## Enunciado proposto A
Responda com base no texto sobre a cisão do PTB amazonense:
(i) Em que rua ficava a casa de Vivaldo Lima onde a Colméia se reunia?
(ii) Quantos diplomas de curso superior Vivaldo colecionava?
(iii) De que Pereira da Silva declarou ter ouvido Vivaldo Lima chamar os dissidentes?
## Enunciado proposto B
Por favor, retome o texto sobre a cisão do PTB amazonense logo após a última frase, aquela em que Pereira da Silva relata o que ouviu de Vivaldo Lima.

## Texto de leitura
-=-=-
Por Jefferson Peres
Outro acontecimento rumoroso foi a cisão do PTB e o
rompimento da ala dissidente com o governo de Leopoldo Neves. O núcleo
principal do PTB amazonense era constituído pela antiga Colméia, uma agremiação
literária informal que se reunia frequentemente na casa do velho Vivaldo Lima,
na Rua Rui Barbosa, ainda hoje de pé. Ali, Plínio, Áureo, Kideniro Teixeira e
alguns outros se encontravam, a pretexto de debater literatura, mas na verdade
para se deliciarem com a comida servida pelo anfitrião, que tinha uma das
melhores cozinheiras da cidade. Vivaldo, que se dava o luxo de colecionar cinco
diplomas de curso superior, tinha também veleidades literárias e gostava de se
cercar de intelectuais. Daí para a política foi um passo.
Com a redemocratização, fundaram o Partido Trabalhista no
Amazonas, sob a presidência de Vivaldo, e fizeram o governador, uma vez que
Pudico era filiado ao partido, pelo qual se elegera deputado à Assembleia
Nacional Constituinte, em 45. Ao tomar posse no governo, cedeu a vaga de
deputado federal para Vivaldo Lima, que era seu suplente. Plínio e Áureo,
deputados estaduais, em poucos meses se desentenderam com Pudico e passaram a
criticá-lo da tribuna da Assembleia. Como Vivaldo permaneceu fiel ao governo,
os dois junto com outros, criaram uma ala dissidente do PTB, extremamente aguerrida
em seus ataques a governo e à direção do partido.
Áureo, então, fazia um sucesso enorme com sua oratória
cascateante, em que as palavras saíam aos borbotões. As galerias ficavam cheias
de espectadores curiosos por ouvi-lo. Era também excelente articulista – ainda
está bem vivo, graças a Deus, mas não sei se conserva a antiga forma – e
escrevia como falava, batendo seus artigos quase sem fazer pausa. Combativo,
mas elegante, evitava os ataques pessoais, desde que não o provocassem. Então,
virava fera e sabia ser ferino e desagradável. Foi o que aconteceu.
Um dia, Pereira da Silva declarou ter ouvido Vivaldo Lima
chamar os dissidentes de patifes, que teriam cometido o pecado da ingratidão.
-=-=-
## Conjunto de registros
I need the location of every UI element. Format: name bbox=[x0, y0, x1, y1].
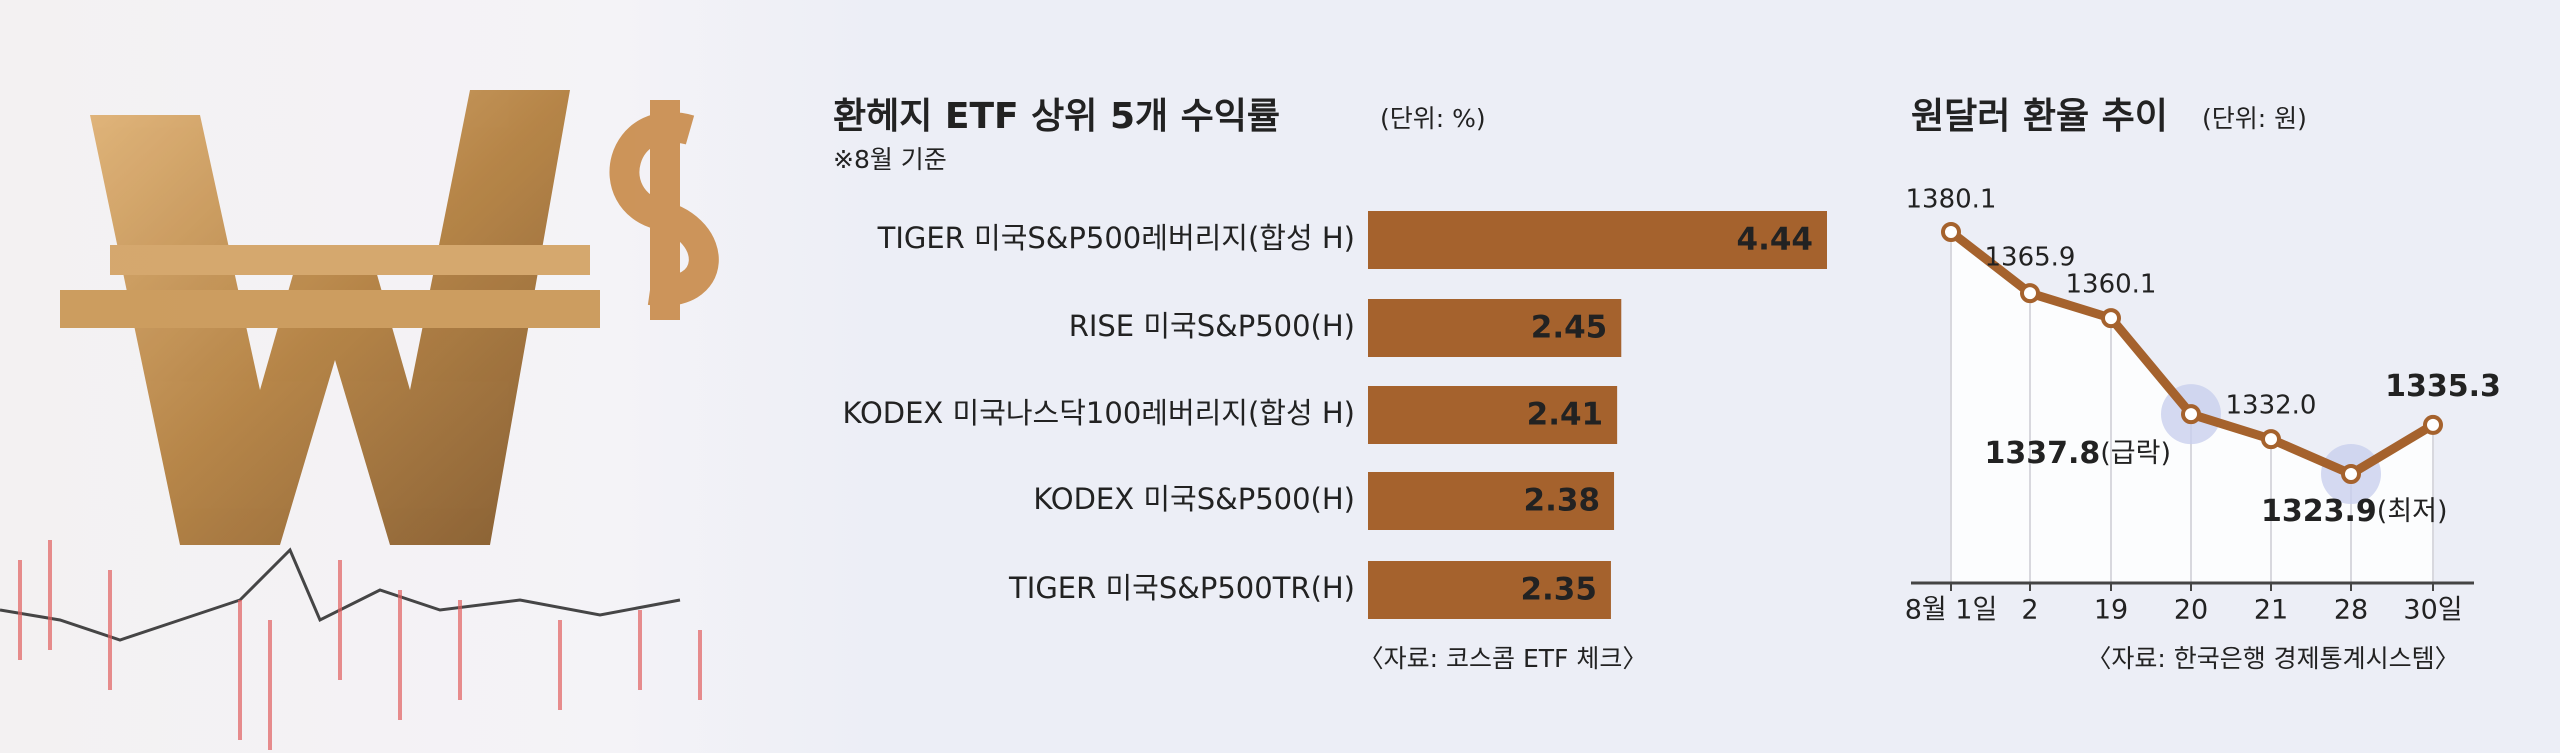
point bbox=[2423, 414, 2443, 435]
bar bbox=[1368, 211, 1827, 269]
photo-decoration bbox=[0, 90, 719, 750]
category-label: TIGER 미국S&P500레버리지(합성 H) bbox=[877, 221, 1355, 255]
x-tick-label: 8월 1일 bbox=[1905, 595, 1998, 626]
source: 〈자료: 코스콤 ETF 체크〉 bbox=[1359, 644, 1648, 673]
value-label: 1365.9 bbox=[1985, 243, 2076, 273]
x-tick-label: 28 bbox=[2334, 595, 2368, 626]
note: ※8월 기준 bbox=[833, 145, 947, 174]
point bbox=[2020, 283, 2040, 304]
value-label: 2.38 bbox=[1524, 483, 1601, 519]
x-tick-label: 21 bbox=[2254, 595, 2288, 626]
x-tick-label: 30일 bbox=[2403, 595, 2462, 626]
category-label: KODEX 미국S&P500(H) bbox=[1033, 482, 1355, 516]
value-label: 1337.8(급락) bbox=[1984, 436, 2171, 471]
bar bbox=[1368, 299, 1622, 357]
value-label: 1360.1 bbox=[2066, 270, 2157, 300]
value-label: 2.45 bbox=[1531, 310, 1608, 346]
chart-title: 원달러 환율 추이 bbox=[1911, 96, 2168, 137]
x-tick-label: 2 bbox=[2021, 595, 2038, 626]
bar bbox=[1368, 386, 1618, 444]
bar bbox=[1368, 472, 1615, 530]
unit-label: (단위: %) bbox=[1380, 104, 1486, 133]
value-label: 2.35 bbox=[1520, 572, 1597, 608]
value-label: 2.41 bbox=[1527, 397, 1604, 433]
value-label: 1335.3 bbox=[2385, 368, 2501, 403]
x-tick-label: 19 bbox=[2094, 595, 2128, 626]
x-tick-label: 20 bbox=[2174, 595, 2208, 626]
point bbox=[2261, 429, 2281, 450]
value-label: 4.44 bbox=[1737, 222, 1814, 258]
unit-label: (단위: 원) bbox=[2202, 104, 2307, 133]
point bbox=[2101, 308, 2121, 329]
category-label: KODEX 미국나스닥100레버리지(합성 H) bbox=[843, 396, 1355, 430]
bar bbox=[1368, 561, 1611, 619]
area bbox=[1951, 232, 2433, 583]
category-label: TIGER 미국S&P500TR(H) bbox=[1008, 571, 1355, 605]
value-label: 1323.9(최저) bbox=[2261, 494, 2448, 529]
point bbox=[2341, 464, 2361, 484]
value-label: 1380.1 bbox=[1906, 185, 1997, 215]
point bbox=[1941, 222, 1961, 242]
point bbox=[2181, 404, 2201, 425]
chart-title: 환헤지 ETF 상위 5개 수익률 bbox=[833, 96, 1280, 137]
value-label: 1332.0 bbox=[2226, 391, 2317, 421]
source: 〈자료: 한국은행 경제통계시스템〉 bbox=[2086, 644, 2459, 673]
category-label: RISE 미국S&P500(H) bbox=[1069, 309, 1355, 343]
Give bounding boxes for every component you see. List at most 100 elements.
-=-=-
## Resposta final A
(i) Na Rua Rui Barbosa.
(ii) Cinco.
(iii) De patifes.

## Resposta final B
Foi o bastante. Áureo respondeu através da imprensa com um artigo virulento
desde o título: Patife és tu! Nesse mesmo dia, após a sessão da Assembleia,
Plínio e Áureo entraram no bar Avenida para tomar um refrigerante, quando foram
abordados por dois filhos de Vivaldo Lima em atitude hostil. Imediatamente,
Áureo sacou o revólver, Plínio ameaçou fazer o mesmo, mas antes que o bang-bang
começasse, houve a intervenção de terceiros, que afastaram os contendores, e o
incidente morreu ali. Pouco depois, com a morte de Vivaldo Lima, a ala
dissidente assumia a direção do partido, com Plínio na presidência.
Muitos encaravam a política como uma guerra, dura, mas leal,
com seu próprio código de honra. Outros já iniciavam a vida pública com todos
os vícios dos mais velhos, e alguns se desiludiam muito cedo. Foi o que ocorreu
com o poeta Kideniro Teixeira, candidato do PTB, que ingenuamente confiou na
lealdade de um amigo e concorrente, já falecido, mas cujo nome prefiro omitir.
Naquele tempo ainda não havia cédula oficial. As chapas, como eram chamadas,
uma para cada cargo, eram impressas e distribuídas pelos próprios candidatos ou
seus cabos eleitorais.
Isto, como é evidente, favorecia em muito o voto de
cabresto, porque o eleitor analfabeto, ou quase, recebia dos aliciadores um
envelope com um conjunto de chapas que nem examinava. Na cabine indevassável,
apenas transferia as chapas para o envelope rubricado pelos mesários, que a
seguir depositava na urna, sem saber em quem estava votando. Além disso, o
eleitorado era pequeno. Dependendo da legenda, era possível eleger-se deputado
estadual com menos de mil votos.
Pois bem, o candidato de quem estou falando conseguiu, com a
ajuda de amigos, arrebanhar cerca de duzentos eleitores da Terra Nova e do
Careiro, que deveriam votar aqui. Mas tinha o problema do alojamento, já que os
eleitores teriam de ser trazidos na véspera da eleição, pernoitando em Manaus,
para serem levados no dia seguinte às seções eleitorais. Kideniro estava aflito
porque esses votos, somados aos que contava como certos na capital, e mais
alguns pingados no interior, seriam suficientes para elegê-lo. Ao narrar o seu
problema para um dileto amigo, também candidato, mas pela legenda da UDN, ouviu
do confidente palavras de solidariedade e uma oferta generosa.
Sem pedir nada em troca, comprometia-se a conseguir com a
diretoria do Clube Amazonense de Regatas, da qual fazia parte, a cessão da sua
garagem náutica, no começo da Avenida Joaquim Nabuco. E realmente, horas
depois, informava que a autorização fora concedida. Escusado dizer que o nosso
candidato ficou radiante e se desfez em agradecimentos.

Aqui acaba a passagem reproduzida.